● **WHAT IS NEEDED**
Locate the string "name" throughout the material and copy every line in which it occurs.

● **TASK INPUT**

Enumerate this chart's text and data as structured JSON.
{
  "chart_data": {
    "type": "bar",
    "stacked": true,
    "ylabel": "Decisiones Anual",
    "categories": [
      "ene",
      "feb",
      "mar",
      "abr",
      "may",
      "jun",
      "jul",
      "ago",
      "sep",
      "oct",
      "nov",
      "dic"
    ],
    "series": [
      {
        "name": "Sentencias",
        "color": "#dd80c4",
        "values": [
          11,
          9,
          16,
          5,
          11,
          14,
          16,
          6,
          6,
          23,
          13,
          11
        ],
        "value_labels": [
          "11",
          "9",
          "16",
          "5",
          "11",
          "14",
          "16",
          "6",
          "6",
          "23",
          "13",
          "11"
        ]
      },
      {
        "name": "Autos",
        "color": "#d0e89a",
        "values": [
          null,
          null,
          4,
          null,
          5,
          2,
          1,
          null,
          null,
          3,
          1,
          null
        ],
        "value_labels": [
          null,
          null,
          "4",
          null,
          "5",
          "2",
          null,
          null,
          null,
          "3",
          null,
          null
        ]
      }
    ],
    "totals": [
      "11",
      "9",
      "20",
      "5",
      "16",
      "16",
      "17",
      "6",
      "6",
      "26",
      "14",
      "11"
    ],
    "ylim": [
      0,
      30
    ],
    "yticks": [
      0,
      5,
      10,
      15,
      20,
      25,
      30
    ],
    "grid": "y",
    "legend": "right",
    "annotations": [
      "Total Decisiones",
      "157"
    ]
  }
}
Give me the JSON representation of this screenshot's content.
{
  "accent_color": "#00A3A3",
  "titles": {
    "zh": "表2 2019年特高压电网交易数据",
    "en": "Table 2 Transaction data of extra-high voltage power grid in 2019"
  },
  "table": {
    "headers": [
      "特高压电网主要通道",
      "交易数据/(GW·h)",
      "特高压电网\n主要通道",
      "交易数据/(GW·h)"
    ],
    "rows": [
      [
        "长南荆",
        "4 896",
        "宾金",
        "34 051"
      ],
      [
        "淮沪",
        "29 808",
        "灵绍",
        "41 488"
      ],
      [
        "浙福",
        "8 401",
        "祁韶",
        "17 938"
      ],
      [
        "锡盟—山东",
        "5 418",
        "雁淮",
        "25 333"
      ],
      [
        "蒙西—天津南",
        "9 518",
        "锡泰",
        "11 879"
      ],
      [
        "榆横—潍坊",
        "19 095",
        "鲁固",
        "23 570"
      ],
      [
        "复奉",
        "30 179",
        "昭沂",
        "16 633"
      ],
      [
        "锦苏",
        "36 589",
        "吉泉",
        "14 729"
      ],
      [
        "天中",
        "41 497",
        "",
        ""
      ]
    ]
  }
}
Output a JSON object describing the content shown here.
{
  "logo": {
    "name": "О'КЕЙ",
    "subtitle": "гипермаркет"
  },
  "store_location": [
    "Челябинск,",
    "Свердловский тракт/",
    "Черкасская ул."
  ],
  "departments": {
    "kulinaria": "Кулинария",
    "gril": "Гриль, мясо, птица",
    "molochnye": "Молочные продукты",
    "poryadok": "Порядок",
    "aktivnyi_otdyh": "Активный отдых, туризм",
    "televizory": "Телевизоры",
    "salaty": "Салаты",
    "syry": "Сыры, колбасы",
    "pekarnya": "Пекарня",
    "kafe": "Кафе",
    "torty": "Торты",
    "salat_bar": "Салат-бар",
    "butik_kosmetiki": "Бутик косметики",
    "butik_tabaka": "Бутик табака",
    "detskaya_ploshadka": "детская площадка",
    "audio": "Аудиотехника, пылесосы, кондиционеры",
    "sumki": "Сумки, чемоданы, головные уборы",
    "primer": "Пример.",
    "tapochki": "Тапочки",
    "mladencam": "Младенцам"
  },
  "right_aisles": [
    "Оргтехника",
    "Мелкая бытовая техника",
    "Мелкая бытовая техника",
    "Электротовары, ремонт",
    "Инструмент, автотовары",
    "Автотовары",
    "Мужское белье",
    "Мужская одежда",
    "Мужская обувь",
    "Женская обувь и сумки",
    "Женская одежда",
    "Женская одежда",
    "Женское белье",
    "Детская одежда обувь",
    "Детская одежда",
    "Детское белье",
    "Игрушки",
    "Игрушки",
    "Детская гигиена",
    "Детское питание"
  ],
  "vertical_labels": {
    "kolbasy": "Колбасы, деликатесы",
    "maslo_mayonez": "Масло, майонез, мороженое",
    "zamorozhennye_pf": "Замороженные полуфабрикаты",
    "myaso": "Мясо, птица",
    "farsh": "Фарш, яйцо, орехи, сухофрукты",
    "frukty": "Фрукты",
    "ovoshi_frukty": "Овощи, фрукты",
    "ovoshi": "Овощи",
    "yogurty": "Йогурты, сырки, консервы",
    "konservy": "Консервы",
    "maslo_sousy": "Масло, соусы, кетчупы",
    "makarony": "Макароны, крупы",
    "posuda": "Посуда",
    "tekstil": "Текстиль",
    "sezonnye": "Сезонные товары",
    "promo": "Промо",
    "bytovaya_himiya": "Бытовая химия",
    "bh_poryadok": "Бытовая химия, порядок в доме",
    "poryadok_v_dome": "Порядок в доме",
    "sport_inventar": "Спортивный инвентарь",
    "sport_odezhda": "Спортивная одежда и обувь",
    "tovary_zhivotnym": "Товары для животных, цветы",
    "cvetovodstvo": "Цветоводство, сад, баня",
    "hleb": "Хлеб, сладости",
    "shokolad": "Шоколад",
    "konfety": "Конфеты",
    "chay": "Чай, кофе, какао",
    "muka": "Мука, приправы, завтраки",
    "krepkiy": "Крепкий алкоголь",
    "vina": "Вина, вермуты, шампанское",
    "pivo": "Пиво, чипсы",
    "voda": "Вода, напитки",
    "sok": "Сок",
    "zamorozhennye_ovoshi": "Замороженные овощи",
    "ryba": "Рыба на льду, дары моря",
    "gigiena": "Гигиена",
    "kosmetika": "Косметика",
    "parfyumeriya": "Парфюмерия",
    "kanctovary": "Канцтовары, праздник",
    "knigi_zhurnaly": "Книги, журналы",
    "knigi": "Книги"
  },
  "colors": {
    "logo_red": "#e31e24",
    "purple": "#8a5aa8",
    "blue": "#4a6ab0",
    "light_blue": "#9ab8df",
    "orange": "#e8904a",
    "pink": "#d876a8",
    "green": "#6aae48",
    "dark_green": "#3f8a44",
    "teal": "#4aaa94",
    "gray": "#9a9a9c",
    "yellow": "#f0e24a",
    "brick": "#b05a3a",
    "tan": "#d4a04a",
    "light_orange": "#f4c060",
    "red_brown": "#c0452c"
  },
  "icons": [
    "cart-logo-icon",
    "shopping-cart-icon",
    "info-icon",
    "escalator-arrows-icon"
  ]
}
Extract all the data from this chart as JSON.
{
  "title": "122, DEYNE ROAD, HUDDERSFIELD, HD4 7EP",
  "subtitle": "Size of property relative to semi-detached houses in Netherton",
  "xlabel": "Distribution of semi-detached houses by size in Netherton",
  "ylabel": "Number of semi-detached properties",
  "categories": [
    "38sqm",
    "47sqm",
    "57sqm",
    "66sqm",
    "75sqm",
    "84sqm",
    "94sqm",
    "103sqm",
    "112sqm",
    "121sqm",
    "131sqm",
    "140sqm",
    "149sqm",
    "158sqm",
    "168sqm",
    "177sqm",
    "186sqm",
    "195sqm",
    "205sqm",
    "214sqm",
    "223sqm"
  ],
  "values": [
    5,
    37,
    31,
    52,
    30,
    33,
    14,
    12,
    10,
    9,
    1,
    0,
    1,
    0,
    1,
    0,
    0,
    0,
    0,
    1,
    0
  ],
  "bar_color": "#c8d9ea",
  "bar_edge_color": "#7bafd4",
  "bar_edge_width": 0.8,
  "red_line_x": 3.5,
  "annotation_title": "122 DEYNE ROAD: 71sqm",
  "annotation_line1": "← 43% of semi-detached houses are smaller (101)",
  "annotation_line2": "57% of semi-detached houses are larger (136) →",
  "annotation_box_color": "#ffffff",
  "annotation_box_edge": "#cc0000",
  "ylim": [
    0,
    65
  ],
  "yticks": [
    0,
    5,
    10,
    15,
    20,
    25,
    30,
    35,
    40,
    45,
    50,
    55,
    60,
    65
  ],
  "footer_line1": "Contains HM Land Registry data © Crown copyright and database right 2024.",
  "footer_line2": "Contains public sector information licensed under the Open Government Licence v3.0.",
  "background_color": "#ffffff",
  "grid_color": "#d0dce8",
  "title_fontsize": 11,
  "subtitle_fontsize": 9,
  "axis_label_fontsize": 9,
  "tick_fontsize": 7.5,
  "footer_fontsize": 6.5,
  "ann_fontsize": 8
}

● **CORRECT RESPONSE**
        "name": "Sentencias",
        "name": "Autos",
    "name": "О'КЕЙ",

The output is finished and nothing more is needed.